Count the lines in the entries below that include the word "based". Give nothing but the number.

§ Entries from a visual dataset
/---

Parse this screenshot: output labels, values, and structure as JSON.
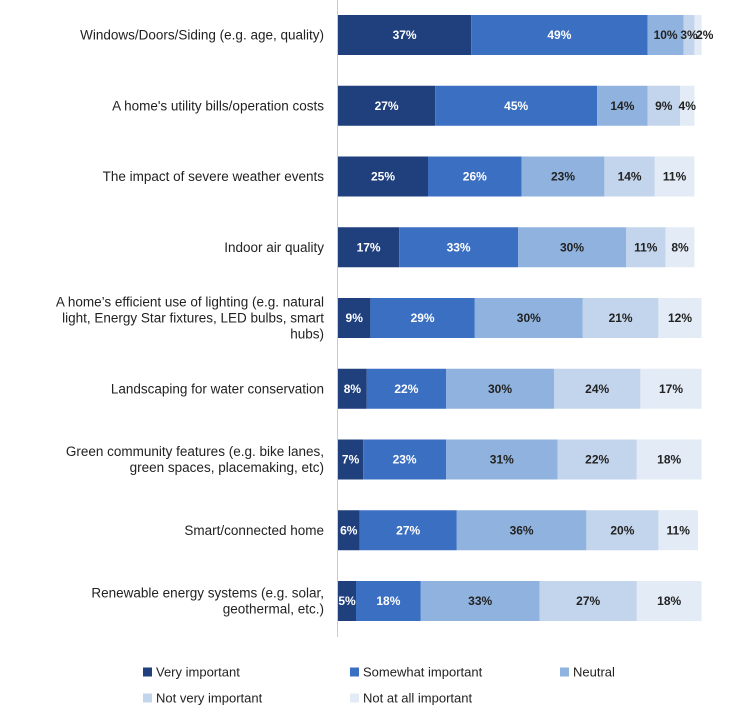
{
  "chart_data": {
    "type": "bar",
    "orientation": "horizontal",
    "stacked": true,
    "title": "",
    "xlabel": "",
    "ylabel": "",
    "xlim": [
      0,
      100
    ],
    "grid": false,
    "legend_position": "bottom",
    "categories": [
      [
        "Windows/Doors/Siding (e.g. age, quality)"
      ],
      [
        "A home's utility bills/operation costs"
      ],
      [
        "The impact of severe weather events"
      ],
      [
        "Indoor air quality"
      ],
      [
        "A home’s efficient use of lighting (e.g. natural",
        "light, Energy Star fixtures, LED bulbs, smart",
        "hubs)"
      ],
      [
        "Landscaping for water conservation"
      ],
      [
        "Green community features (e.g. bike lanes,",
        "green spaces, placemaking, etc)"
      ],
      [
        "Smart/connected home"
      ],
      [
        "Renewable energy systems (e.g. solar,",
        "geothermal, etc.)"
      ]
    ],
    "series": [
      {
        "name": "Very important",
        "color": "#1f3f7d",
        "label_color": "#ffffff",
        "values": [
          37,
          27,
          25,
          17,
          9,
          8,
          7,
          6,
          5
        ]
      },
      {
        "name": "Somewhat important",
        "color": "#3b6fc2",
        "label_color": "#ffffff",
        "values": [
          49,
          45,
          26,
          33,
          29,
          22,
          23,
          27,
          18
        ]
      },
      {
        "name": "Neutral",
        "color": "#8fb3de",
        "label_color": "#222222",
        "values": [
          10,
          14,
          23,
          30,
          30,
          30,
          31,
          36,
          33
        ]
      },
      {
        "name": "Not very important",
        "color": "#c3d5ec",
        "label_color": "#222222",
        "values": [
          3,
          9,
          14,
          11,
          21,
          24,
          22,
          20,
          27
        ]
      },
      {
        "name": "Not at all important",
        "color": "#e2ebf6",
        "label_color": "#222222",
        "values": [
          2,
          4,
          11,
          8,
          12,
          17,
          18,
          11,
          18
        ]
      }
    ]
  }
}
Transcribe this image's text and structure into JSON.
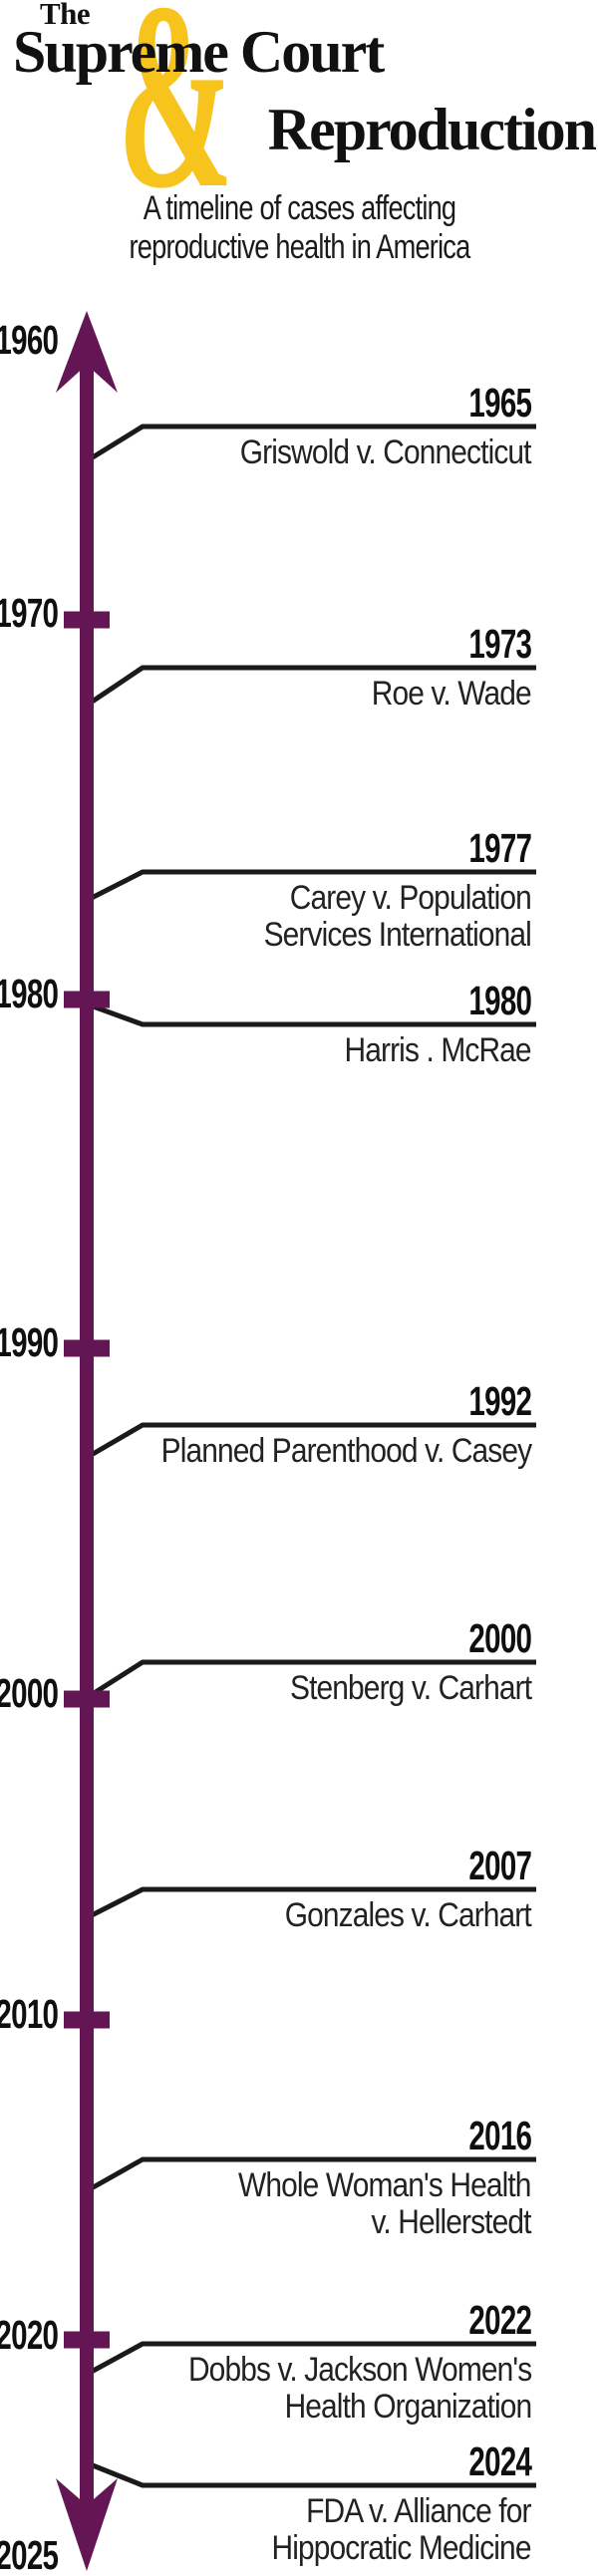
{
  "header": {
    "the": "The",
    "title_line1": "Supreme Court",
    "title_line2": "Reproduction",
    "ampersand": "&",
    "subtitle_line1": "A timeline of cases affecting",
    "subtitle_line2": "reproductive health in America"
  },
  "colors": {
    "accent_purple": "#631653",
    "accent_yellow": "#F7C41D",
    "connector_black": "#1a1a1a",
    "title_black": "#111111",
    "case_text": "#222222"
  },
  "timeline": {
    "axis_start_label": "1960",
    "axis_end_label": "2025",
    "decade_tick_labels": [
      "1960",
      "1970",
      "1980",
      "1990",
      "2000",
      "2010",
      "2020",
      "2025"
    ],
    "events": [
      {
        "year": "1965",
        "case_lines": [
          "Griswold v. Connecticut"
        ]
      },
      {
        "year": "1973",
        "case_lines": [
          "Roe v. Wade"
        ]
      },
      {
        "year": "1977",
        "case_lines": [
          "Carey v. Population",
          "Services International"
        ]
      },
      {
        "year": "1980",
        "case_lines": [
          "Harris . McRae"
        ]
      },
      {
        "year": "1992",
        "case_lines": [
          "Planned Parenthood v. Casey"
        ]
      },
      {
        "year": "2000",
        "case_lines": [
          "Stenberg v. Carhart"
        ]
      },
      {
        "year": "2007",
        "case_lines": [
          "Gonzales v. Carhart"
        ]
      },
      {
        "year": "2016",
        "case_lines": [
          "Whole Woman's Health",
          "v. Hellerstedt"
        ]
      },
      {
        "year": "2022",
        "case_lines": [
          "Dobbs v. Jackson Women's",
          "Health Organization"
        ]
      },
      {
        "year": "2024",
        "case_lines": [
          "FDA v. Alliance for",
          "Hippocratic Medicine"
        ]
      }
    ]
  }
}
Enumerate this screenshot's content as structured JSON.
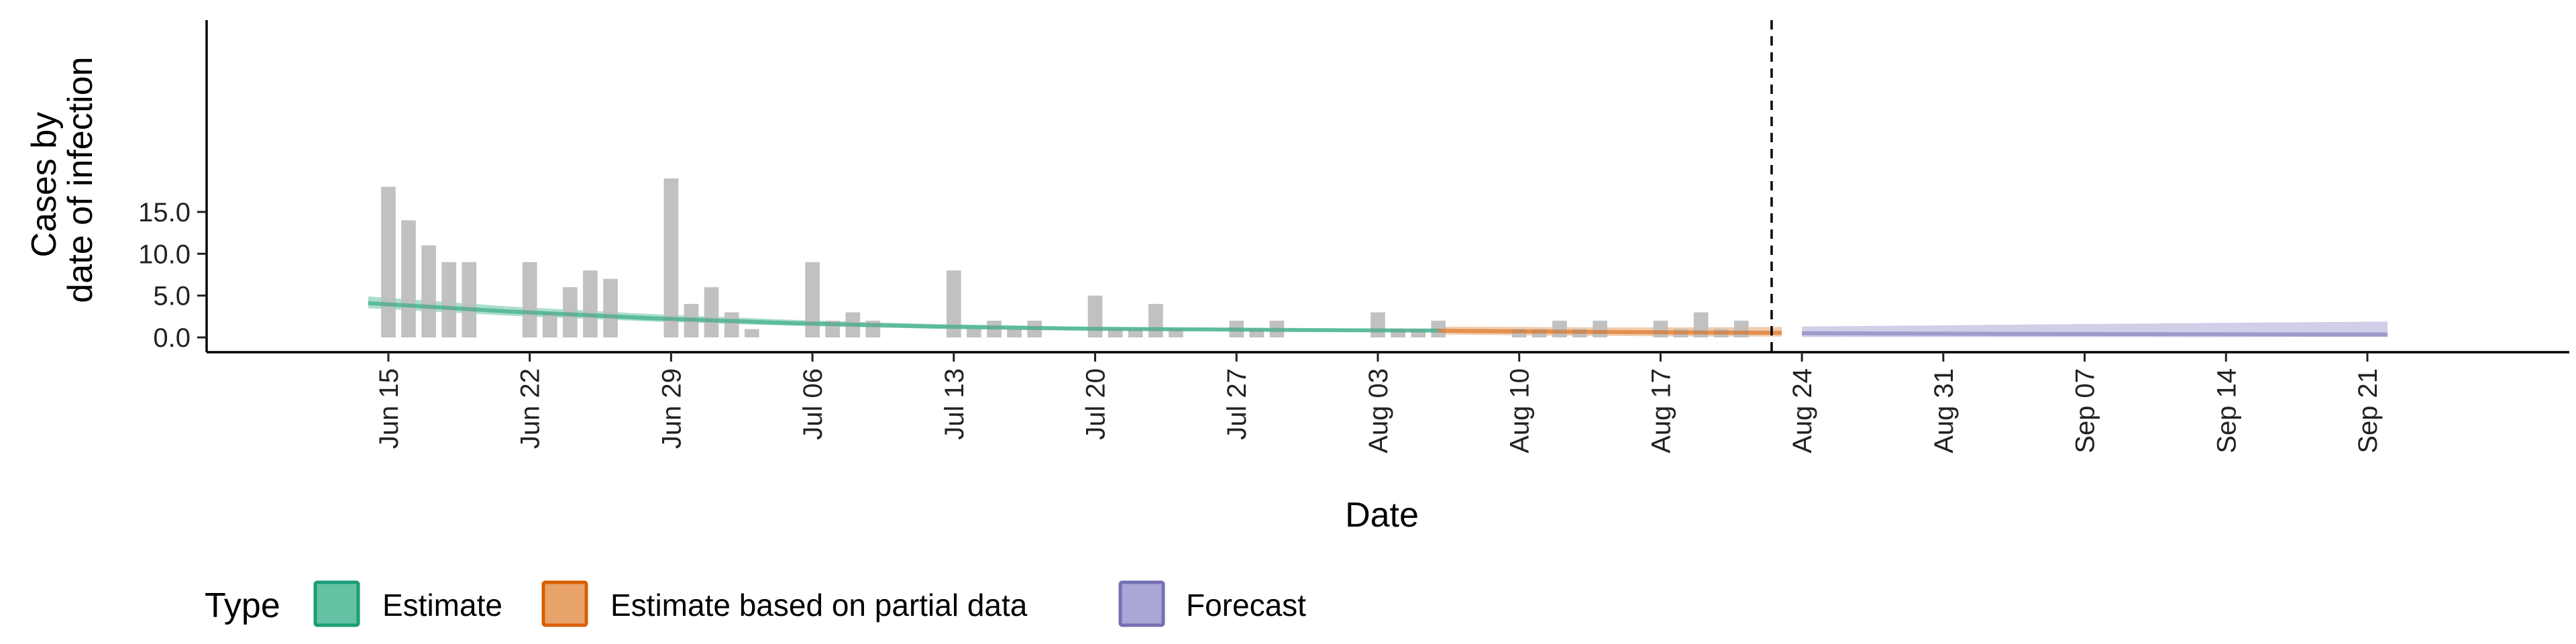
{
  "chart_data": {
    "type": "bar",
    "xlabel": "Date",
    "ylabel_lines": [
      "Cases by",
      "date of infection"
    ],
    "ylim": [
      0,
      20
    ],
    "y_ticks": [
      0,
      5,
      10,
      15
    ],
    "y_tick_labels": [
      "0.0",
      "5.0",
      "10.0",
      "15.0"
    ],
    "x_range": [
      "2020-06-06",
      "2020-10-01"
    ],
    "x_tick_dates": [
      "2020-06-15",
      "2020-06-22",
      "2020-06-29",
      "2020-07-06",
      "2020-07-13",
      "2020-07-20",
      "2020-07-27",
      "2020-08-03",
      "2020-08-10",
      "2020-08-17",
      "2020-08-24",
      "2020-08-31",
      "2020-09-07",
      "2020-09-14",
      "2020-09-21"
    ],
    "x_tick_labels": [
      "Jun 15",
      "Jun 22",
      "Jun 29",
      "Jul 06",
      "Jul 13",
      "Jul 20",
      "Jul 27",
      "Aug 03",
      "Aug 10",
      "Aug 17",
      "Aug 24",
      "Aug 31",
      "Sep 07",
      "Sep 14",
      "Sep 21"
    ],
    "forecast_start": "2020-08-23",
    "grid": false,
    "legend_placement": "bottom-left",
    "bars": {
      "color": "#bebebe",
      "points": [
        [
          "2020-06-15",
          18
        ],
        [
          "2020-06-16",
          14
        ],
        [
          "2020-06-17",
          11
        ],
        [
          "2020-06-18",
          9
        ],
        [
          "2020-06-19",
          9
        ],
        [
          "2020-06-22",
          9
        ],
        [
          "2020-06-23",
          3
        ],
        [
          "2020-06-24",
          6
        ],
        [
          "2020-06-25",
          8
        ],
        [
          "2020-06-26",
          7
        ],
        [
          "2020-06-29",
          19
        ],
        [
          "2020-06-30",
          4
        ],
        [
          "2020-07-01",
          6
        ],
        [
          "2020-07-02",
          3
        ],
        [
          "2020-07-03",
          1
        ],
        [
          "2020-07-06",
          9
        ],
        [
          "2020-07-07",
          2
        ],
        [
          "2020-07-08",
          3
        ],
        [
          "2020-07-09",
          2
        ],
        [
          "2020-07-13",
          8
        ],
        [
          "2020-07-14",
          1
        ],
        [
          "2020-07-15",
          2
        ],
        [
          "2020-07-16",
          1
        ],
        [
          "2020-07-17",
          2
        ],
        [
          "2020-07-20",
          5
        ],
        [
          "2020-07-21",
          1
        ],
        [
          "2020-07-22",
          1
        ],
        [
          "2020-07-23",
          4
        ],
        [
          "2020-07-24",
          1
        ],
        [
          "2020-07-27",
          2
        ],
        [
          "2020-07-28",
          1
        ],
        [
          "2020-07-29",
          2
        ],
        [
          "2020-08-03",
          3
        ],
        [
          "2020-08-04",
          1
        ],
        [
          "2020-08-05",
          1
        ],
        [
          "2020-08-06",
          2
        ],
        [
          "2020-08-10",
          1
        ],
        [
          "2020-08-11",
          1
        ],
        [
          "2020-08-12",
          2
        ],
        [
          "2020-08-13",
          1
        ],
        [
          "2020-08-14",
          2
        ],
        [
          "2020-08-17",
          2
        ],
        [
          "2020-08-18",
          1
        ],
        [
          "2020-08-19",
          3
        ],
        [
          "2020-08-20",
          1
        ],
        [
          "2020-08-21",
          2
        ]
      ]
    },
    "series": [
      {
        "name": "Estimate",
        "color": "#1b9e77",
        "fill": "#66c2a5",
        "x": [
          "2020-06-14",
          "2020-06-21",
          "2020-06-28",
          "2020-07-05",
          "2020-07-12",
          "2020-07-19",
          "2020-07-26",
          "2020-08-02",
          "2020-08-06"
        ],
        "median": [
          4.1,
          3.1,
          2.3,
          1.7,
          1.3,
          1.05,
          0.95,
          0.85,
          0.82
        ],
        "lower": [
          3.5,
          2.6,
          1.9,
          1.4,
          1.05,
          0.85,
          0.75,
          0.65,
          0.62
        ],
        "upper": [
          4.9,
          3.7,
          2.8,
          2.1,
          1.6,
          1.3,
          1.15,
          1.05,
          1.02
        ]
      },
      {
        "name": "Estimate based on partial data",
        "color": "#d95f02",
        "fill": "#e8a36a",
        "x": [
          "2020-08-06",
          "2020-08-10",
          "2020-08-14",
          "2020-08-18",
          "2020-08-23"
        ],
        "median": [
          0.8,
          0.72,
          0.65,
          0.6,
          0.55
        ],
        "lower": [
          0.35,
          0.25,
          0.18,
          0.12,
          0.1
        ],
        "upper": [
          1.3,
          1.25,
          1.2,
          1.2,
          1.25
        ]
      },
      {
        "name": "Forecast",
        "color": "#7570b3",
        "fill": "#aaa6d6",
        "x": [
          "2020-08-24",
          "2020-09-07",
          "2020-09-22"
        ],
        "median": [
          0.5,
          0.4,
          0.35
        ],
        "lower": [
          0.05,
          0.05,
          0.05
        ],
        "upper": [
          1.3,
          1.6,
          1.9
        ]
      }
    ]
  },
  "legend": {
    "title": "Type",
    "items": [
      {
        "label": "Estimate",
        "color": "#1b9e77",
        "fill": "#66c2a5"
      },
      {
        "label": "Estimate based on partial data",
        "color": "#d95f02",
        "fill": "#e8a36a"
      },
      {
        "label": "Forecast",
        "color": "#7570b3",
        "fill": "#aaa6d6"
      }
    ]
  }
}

\---

§ Full output
2